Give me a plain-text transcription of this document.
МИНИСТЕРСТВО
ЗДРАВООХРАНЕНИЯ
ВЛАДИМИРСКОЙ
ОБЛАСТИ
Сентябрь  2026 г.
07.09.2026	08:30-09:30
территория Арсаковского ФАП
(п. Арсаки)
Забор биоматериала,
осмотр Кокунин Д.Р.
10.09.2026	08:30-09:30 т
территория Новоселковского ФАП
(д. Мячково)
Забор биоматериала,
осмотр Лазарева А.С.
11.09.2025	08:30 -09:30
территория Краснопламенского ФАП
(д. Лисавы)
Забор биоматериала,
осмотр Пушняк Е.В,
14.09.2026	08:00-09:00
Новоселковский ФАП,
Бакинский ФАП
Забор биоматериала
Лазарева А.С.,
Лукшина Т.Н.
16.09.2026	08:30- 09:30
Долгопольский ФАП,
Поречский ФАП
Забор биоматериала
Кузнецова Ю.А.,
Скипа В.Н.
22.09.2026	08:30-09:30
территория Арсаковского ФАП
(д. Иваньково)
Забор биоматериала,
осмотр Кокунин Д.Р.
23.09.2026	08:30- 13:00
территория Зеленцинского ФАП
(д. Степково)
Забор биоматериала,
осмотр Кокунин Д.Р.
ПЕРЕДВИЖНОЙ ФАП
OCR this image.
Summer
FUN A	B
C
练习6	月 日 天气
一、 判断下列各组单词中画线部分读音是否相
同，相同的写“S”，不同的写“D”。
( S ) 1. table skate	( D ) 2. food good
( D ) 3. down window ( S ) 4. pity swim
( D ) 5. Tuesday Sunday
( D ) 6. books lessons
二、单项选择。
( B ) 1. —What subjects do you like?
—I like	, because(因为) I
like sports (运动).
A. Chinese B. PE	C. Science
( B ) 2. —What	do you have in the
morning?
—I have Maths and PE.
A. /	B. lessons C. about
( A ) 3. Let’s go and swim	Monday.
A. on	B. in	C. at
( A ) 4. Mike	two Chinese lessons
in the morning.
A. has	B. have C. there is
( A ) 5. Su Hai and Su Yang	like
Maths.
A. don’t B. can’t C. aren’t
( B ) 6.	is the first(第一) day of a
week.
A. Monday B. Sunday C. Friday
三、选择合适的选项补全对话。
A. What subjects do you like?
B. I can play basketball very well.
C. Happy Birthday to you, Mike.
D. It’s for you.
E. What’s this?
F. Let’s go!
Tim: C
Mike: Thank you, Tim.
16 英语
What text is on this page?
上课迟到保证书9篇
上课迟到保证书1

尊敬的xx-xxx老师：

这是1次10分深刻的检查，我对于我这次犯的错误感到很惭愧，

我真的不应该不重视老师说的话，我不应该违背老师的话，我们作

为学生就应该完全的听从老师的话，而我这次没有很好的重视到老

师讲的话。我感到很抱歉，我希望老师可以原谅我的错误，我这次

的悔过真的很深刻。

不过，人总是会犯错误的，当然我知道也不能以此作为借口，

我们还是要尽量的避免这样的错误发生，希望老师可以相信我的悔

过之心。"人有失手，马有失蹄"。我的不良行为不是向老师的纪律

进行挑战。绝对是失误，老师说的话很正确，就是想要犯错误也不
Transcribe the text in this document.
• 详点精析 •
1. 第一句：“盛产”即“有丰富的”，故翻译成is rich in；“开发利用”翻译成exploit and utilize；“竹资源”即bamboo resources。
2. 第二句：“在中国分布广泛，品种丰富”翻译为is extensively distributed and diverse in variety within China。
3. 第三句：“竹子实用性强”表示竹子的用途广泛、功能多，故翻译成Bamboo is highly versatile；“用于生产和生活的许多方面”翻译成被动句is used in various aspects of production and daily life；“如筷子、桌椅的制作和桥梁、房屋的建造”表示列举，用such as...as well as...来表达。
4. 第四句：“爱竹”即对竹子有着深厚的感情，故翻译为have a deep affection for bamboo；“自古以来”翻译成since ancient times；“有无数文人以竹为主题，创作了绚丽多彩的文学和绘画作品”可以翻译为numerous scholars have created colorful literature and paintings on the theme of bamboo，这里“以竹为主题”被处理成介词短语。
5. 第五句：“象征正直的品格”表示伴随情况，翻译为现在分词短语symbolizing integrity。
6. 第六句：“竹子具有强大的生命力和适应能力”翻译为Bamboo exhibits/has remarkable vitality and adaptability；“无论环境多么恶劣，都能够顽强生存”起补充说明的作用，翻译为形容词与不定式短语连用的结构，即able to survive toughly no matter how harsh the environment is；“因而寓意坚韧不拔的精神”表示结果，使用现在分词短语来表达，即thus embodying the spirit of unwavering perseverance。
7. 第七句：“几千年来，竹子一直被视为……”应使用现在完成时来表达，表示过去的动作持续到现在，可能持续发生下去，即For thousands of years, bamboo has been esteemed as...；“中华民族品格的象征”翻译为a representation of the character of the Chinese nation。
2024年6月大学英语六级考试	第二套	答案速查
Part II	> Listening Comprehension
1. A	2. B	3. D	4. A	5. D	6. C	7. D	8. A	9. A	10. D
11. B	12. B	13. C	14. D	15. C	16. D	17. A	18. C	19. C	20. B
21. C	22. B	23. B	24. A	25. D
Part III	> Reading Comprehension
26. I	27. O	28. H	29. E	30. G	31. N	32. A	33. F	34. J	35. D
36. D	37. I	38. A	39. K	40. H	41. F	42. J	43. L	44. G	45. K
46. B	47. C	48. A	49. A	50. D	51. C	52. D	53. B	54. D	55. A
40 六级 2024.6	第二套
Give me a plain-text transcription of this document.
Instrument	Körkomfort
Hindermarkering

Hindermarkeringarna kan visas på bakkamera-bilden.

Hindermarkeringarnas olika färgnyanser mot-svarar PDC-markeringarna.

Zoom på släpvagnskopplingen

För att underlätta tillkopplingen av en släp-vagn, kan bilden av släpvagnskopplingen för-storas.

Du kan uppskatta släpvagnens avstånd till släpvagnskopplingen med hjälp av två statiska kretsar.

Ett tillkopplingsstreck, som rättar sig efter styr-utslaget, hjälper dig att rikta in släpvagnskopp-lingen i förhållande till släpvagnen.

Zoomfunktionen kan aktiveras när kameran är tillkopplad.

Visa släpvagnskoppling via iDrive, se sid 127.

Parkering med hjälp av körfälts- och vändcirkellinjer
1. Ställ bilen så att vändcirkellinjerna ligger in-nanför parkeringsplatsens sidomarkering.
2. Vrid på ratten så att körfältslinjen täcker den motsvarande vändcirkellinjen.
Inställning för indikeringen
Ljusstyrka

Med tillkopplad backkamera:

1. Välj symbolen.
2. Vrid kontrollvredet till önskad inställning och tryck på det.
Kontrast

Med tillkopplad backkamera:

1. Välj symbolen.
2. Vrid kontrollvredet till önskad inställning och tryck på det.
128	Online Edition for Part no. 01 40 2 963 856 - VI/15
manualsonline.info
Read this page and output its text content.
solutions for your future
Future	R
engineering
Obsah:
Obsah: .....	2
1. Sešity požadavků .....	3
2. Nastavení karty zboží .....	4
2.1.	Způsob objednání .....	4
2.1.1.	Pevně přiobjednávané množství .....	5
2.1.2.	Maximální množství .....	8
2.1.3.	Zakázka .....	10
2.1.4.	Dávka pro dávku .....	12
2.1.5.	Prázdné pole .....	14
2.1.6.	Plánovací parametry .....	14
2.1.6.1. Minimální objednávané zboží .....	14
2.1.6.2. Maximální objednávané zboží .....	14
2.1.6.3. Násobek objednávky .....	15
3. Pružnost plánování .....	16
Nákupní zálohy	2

----------------------------------------

- _DIRECTION_
The line containing "Read this page and output its text content." marks the start; retype it and each line after it through the end of the records above, exactly.

- _THE RESPONSE_
Read this page and output its text content.
solutions for your future
Future	R
engineering
Obsah:
Obsah: .....	2
1. Sešity požadavků .....	3
2. Nastavení karty zboží .....	4
2.1.	Způsob objednání .....	4
2.1.1.	Pevně přiobjednávané množství .....	5
2.1.2.	Maximální množství .....	8
2.1.3.	Zakázka .....	10
2.1.4.	Dávka pro dávku .....	12
2.1.5.	Prázdné pole .....	14
2.1.6.	Plánovací parametry .....	14
2.1.6.1. Minimální objednávané zboží .....	14
2.1.6.2. Maximální objednávané zboží .....	14
2.1.6.3. Násobek objednávky .....	15
3. Pružnost plánování .....	16
Nákupní zálohy	2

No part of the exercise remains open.